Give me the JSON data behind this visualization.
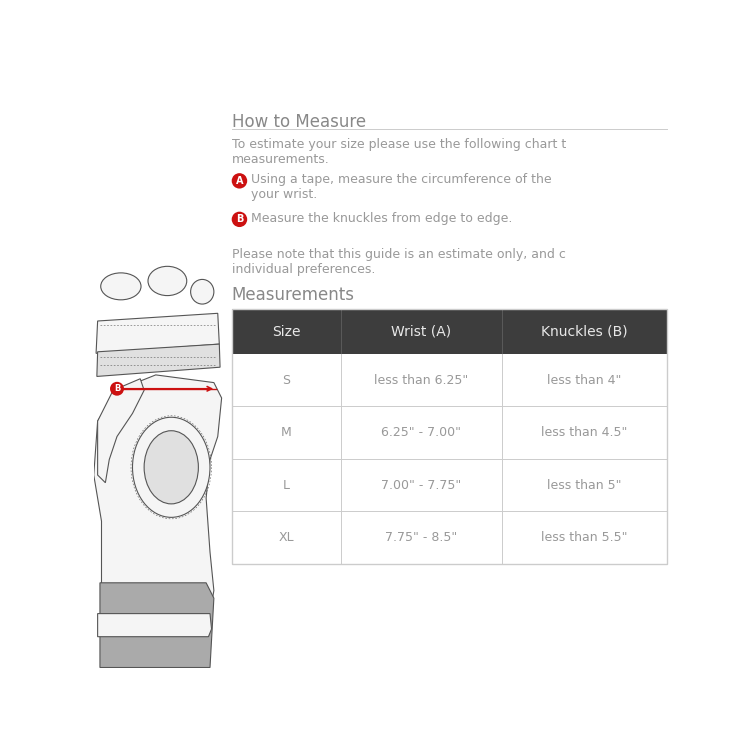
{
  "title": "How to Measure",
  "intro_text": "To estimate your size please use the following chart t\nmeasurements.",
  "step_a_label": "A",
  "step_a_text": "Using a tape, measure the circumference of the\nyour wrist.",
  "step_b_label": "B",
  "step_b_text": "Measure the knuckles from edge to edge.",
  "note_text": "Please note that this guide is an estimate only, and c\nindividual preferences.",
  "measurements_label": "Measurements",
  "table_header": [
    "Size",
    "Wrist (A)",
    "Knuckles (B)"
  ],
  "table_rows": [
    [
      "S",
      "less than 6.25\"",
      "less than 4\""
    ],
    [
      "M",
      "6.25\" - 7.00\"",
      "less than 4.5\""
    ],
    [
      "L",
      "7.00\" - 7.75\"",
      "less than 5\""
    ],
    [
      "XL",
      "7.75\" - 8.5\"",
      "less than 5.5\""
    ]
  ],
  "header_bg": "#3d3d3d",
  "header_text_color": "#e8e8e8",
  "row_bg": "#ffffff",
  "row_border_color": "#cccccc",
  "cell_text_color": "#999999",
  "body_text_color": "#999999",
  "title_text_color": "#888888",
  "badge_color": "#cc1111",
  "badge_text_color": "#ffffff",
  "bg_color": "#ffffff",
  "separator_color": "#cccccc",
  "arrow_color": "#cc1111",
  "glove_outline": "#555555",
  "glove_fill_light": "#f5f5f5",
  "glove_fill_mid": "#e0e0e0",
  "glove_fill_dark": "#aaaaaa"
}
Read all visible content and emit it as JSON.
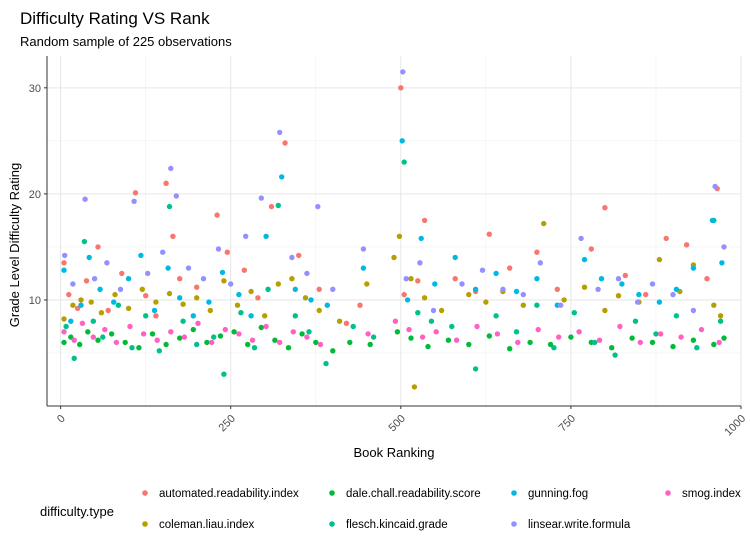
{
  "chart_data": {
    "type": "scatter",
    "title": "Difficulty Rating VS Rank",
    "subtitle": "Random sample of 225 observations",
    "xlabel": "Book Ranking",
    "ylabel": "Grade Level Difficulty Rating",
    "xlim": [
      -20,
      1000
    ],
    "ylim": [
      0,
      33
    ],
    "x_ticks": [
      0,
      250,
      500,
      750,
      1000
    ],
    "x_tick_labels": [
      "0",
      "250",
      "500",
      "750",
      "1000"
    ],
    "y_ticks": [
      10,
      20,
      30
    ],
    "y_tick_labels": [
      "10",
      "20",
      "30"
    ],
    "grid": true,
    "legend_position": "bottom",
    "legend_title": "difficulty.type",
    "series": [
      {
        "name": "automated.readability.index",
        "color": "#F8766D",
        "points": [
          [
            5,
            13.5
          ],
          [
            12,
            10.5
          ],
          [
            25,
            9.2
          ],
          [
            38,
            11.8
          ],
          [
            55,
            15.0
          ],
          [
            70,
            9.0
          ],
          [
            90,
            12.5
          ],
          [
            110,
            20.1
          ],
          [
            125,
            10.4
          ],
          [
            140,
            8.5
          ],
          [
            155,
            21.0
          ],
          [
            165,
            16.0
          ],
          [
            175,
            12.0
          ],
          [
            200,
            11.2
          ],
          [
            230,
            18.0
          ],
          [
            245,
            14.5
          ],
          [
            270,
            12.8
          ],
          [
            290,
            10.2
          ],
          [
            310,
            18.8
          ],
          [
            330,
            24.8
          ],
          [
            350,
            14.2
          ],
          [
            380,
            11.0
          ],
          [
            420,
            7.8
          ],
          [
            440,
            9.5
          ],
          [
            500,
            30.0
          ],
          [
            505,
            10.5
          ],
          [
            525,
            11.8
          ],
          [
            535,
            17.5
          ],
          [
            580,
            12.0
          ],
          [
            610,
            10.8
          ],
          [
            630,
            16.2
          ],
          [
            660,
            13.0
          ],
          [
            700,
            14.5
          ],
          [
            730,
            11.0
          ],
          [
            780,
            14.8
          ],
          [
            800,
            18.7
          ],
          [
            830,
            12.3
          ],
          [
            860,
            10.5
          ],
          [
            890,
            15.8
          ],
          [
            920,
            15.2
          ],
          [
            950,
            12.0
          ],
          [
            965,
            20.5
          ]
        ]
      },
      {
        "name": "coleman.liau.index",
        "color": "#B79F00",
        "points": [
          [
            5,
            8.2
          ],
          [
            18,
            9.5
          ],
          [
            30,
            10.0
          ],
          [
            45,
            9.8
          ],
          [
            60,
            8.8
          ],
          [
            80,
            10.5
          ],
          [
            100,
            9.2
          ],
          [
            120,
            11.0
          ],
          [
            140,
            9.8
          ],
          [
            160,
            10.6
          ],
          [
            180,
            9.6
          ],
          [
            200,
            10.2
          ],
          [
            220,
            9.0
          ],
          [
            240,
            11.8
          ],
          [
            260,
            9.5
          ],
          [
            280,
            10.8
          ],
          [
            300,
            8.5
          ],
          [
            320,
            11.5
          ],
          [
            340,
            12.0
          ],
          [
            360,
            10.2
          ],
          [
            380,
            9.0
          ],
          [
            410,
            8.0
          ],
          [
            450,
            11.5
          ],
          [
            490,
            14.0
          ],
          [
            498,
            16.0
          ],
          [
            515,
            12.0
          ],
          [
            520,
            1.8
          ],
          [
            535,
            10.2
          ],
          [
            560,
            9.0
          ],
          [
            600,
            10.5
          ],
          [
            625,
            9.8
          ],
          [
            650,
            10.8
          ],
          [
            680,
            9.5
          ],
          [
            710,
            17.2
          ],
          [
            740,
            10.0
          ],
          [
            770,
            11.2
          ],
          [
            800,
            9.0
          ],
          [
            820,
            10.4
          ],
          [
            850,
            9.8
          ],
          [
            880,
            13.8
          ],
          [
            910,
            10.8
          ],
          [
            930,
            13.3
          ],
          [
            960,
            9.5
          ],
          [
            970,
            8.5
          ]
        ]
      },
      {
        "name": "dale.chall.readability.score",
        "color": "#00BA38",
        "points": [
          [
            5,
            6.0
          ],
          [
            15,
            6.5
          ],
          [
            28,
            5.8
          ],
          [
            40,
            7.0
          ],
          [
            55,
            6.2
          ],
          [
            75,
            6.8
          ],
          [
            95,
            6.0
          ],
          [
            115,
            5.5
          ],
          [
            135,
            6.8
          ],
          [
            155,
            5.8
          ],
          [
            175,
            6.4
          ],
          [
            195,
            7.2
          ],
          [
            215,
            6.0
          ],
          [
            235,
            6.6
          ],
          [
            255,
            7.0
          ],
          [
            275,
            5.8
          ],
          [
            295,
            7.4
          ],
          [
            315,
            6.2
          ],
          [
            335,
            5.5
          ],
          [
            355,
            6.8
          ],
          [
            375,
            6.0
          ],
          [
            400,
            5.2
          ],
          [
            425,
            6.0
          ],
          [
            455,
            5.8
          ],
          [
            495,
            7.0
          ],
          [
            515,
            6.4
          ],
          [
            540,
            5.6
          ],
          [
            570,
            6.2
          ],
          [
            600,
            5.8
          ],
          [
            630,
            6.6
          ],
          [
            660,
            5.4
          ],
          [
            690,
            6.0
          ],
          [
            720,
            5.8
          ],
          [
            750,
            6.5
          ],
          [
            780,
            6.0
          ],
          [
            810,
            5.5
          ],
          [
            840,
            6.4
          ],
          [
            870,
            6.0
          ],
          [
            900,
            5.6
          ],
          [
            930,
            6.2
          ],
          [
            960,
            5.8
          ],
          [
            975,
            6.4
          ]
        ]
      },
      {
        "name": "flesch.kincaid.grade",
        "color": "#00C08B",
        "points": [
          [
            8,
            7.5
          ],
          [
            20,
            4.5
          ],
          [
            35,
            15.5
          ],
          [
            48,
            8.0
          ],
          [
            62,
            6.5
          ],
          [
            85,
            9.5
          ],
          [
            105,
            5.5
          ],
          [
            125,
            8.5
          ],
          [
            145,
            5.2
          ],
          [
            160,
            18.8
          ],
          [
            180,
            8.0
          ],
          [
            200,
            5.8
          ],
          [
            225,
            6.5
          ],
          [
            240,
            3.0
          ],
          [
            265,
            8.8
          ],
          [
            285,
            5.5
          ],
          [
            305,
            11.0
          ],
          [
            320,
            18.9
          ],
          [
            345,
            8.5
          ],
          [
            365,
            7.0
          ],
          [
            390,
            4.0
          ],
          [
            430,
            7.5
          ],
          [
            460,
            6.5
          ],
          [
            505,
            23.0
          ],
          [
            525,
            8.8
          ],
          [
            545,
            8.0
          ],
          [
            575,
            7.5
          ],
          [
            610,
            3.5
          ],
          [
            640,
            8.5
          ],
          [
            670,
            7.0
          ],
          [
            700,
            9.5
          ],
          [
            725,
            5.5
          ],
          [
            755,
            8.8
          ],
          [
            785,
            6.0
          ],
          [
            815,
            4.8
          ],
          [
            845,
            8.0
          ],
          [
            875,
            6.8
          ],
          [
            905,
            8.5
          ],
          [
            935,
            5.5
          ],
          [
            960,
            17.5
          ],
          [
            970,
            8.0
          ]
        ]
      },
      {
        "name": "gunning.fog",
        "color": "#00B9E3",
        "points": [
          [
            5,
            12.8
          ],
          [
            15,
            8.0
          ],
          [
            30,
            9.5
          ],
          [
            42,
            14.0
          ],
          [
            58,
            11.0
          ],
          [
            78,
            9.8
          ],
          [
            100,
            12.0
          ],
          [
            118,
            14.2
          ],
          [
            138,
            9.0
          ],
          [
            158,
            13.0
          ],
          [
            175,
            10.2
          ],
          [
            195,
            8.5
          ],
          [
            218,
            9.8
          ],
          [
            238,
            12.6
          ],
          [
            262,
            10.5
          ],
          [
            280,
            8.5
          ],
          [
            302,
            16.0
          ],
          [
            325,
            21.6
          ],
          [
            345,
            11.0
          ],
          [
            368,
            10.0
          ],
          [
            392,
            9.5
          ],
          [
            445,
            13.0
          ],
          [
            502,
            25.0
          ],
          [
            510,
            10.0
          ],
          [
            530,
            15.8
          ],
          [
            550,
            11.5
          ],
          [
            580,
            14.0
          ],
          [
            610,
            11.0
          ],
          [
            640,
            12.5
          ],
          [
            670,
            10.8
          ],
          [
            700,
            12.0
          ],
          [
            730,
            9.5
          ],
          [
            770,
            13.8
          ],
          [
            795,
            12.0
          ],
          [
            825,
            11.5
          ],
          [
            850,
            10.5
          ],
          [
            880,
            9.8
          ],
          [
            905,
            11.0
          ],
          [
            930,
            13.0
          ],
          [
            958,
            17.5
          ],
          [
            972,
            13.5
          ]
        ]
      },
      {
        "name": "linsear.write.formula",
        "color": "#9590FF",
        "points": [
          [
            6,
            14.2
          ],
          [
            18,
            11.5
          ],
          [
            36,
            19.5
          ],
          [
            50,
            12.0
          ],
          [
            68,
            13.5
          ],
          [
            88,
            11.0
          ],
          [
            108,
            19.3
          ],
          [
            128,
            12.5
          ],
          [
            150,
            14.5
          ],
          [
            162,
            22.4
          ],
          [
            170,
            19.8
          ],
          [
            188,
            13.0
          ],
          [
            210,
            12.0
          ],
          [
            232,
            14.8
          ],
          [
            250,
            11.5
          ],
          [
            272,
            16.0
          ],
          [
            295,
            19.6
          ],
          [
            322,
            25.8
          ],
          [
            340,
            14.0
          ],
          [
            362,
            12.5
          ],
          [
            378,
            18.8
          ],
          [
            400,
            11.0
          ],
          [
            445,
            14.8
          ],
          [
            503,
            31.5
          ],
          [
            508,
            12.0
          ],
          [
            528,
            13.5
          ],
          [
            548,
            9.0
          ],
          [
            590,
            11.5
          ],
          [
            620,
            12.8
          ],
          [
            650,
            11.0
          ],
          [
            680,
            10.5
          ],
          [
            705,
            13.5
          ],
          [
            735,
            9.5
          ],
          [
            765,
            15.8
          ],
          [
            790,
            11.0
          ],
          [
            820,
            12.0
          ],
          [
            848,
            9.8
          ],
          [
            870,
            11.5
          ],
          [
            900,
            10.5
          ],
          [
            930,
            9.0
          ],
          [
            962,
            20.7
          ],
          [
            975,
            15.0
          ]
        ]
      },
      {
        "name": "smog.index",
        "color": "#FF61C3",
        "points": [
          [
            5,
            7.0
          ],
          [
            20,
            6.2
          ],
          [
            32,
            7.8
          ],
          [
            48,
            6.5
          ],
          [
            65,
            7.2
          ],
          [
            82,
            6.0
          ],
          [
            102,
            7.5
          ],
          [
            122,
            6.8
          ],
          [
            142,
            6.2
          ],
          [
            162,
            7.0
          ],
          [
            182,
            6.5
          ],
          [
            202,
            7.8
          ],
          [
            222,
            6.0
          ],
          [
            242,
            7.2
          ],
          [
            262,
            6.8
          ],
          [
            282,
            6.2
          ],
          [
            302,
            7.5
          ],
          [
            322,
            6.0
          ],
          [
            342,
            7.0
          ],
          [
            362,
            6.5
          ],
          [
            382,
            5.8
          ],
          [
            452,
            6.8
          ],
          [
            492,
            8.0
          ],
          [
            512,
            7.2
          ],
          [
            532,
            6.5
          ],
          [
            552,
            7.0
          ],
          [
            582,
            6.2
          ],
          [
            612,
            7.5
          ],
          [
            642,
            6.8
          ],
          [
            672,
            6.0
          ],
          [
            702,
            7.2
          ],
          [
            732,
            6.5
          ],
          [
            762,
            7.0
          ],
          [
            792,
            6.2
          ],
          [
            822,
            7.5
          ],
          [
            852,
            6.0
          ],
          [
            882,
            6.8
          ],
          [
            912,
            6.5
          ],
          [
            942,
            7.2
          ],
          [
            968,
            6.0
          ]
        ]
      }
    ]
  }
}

○ ○ ○ ○ ○ ○ ○

▶ [Work required]
Scan the entries above. Copy each line that has the string "cccccc".

▶ [Solution for this task]
  "row_border_color": "#cccccc",
  "separator_color": "#cccccc",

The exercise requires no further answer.